Locate each line in the records containing "segment". Copy it.

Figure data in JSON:
▬▬▬▬▬▬▬▬▬▬
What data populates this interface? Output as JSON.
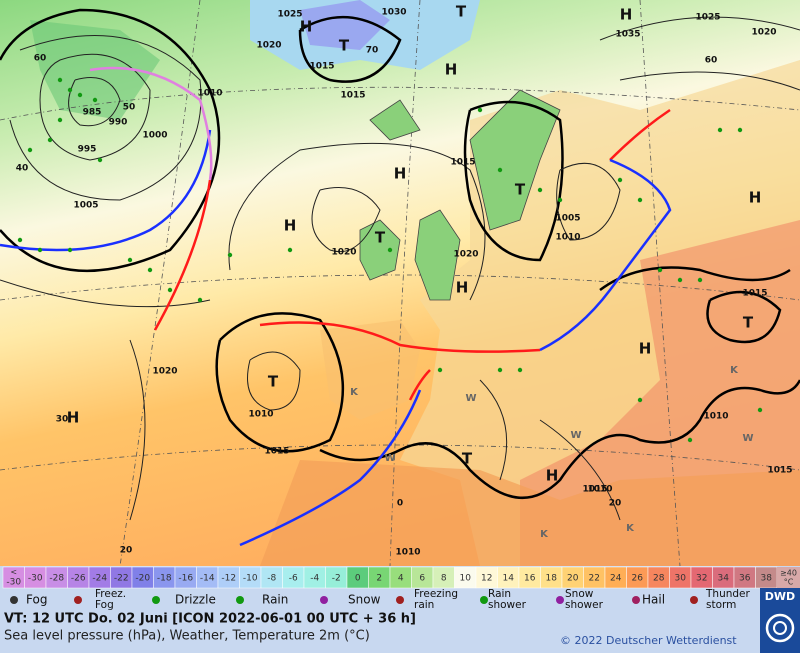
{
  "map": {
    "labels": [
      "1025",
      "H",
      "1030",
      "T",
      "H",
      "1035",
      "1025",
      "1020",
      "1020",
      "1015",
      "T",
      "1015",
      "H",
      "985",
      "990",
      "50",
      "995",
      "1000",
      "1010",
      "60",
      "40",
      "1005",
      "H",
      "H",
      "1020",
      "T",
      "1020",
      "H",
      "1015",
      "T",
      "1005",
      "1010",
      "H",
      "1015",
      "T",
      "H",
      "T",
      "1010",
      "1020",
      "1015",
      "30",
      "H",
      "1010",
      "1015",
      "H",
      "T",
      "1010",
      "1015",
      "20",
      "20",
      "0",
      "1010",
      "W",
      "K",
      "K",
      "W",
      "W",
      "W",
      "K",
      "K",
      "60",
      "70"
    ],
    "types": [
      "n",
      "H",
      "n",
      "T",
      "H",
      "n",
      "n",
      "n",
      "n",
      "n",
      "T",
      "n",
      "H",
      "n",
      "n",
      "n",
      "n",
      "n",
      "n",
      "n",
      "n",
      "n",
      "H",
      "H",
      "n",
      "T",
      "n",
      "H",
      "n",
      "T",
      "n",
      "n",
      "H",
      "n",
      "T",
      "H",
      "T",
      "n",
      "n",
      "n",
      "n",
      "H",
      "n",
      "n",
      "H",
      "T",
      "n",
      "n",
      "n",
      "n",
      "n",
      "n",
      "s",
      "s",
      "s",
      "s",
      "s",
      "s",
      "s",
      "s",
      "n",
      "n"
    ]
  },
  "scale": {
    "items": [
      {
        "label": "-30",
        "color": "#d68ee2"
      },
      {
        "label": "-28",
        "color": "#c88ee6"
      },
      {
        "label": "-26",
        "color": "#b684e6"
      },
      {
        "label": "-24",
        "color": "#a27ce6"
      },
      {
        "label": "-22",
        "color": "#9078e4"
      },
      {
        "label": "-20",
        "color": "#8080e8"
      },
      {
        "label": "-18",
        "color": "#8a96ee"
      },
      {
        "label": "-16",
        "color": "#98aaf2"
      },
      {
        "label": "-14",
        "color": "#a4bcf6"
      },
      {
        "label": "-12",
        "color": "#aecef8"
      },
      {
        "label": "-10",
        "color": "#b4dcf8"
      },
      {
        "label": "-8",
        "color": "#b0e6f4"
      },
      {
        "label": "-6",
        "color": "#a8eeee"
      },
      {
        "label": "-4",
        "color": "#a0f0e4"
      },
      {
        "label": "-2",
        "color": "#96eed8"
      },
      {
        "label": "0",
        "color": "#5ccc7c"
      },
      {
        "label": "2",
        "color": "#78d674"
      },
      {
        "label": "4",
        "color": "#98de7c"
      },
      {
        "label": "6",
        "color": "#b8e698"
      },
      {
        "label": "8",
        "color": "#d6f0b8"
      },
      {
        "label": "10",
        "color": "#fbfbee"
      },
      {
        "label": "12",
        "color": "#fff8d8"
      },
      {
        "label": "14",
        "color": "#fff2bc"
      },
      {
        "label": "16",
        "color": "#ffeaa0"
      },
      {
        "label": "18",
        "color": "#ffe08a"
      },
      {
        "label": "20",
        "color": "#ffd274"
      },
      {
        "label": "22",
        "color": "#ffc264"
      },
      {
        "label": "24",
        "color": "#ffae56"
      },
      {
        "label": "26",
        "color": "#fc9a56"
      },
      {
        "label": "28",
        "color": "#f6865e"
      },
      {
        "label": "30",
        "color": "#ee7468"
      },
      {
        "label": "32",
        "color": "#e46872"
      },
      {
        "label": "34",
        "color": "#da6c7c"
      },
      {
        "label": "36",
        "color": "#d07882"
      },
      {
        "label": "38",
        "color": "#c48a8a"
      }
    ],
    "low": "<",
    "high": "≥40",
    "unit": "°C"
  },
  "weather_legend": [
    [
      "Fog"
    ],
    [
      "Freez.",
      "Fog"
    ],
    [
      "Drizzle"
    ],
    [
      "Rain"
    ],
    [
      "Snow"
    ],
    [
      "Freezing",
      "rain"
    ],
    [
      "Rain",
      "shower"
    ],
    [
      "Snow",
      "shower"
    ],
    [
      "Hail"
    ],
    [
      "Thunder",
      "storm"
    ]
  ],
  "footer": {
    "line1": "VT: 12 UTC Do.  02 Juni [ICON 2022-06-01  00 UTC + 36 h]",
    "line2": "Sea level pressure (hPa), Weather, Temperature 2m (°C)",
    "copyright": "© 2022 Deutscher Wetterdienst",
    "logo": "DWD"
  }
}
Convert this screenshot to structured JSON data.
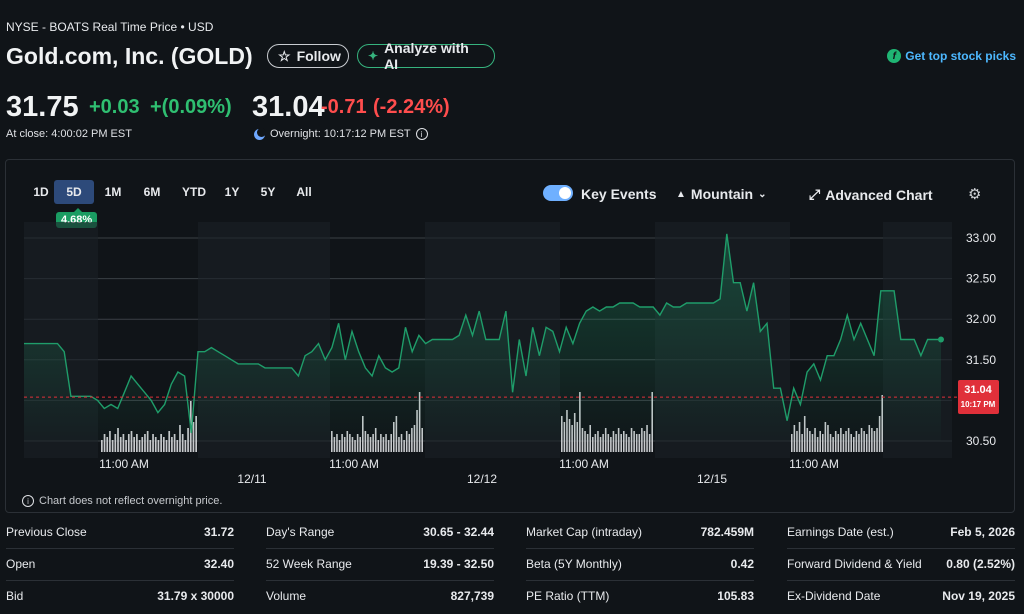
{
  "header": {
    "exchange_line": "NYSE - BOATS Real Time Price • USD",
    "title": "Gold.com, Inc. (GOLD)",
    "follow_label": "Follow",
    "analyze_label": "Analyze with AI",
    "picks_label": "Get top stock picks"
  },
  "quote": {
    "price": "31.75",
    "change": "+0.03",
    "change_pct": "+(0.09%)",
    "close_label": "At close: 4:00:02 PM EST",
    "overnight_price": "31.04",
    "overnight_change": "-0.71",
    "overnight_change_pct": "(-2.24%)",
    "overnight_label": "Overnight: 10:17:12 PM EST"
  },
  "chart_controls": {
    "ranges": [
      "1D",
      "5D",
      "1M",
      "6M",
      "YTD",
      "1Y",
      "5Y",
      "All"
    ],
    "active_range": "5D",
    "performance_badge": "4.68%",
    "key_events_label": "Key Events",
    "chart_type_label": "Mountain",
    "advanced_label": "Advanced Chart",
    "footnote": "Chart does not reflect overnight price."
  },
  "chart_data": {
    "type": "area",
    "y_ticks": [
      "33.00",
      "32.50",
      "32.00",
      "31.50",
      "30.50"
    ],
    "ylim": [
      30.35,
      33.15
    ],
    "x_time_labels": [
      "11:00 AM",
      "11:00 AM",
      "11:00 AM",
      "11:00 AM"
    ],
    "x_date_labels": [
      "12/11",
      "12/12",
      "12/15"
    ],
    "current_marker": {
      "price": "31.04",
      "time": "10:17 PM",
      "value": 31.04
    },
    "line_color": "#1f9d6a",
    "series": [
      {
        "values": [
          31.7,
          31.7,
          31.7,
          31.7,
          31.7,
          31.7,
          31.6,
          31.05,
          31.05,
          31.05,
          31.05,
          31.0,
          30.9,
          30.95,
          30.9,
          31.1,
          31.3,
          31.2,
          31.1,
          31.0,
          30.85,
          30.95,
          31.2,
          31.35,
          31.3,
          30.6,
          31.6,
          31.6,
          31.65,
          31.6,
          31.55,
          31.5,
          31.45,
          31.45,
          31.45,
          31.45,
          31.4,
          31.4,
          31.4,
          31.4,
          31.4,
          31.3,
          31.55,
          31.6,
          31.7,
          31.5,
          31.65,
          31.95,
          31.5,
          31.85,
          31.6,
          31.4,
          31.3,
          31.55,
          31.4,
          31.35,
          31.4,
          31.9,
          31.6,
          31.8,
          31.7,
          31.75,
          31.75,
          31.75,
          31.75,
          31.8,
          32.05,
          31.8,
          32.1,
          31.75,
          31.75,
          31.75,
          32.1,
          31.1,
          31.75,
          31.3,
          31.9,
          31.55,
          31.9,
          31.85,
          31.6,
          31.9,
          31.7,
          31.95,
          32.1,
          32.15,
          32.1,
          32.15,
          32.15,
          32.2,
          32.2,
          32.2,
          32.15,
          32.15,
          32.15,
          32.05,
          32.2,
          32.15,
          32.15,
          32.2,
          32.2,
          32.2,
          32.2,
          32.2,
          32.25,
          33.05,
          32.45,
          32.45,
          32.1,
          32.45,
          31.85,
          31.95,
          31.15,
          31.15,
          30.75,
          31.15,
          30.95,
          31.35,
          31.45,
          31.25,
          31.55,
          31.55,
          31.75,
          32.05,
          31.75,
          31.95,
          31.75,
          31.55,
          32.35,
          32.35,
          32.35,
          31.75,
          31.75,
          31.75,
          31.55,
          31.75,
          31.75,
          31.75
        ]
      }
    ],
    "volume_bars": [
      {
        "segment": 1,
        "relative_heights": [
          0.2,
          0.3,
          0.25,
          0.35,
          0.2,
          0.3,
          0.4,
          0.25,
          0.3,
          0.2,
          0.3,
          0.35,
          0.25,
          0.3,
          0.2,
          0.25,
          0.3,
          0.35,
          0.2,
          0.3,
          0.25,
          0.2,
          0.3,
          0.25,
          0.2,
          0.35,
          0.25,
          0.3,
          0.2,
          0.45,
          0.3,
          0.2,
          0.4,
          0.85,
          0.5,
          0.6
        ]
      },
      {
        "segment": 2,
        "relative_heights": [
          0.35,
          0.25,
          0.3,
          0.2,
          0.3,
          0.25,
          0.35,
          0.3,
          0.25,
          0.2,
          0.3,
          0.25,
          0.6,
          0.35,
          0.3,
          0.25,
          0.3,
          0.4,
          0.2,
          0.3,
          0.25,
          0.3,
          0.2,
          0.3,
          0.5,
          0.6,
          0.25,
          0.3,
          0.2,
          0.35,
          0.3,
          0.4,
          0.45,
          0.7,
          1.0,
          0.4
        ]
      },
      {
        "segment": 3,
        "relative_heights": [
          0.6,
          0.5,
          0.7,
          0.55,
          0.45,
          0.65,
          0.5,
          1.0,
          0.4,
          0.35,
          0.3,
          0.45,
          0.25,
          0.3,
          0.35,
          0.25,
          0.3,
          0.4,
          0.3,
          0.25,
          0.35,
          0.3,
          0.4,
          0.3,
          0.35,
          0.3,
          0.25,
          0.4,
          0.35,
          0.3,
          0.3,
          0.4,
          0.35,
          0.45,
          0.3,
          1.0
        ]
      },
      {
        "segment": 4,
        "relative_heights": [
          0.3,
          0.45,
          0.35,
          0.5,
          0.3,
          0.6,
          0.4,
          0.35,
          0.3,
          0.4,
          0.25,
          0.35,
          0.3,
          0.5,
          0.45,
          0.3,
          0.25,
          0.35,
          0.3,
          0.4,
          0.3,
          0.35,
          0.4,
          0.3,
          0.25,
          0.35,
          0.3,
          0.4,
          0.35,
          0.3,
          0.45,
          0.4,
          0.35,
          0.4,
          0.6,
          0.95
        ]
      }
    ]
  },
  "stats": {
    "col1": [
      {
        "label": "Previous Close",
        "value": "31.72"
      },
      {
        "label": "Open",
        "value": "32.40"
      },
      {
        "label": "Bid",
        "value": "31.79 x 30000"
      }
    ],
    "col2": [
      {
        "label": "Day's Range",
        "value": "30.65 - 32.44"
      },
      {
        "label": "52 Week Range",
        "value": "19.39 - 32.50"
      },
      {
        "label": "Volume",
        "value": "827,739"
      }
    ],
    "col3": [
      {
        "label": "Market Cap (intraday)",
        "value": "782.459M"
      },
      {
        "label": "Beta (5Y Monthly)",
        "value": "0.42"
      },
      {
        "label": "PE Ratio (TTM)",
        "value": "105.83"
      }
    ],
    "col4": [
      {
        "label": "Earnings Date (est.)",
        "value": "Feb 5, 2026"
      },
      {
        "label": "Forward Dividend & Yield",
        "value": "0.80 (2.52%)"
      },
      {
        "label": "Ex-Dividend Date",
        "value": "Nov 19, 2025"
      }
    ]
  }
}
▬▬▬▬▬▬▬▬▬▬
**Reply to the task**:
        "segment": 1,
        "segment": 2,
        "segment": 3,
        "segment": 4,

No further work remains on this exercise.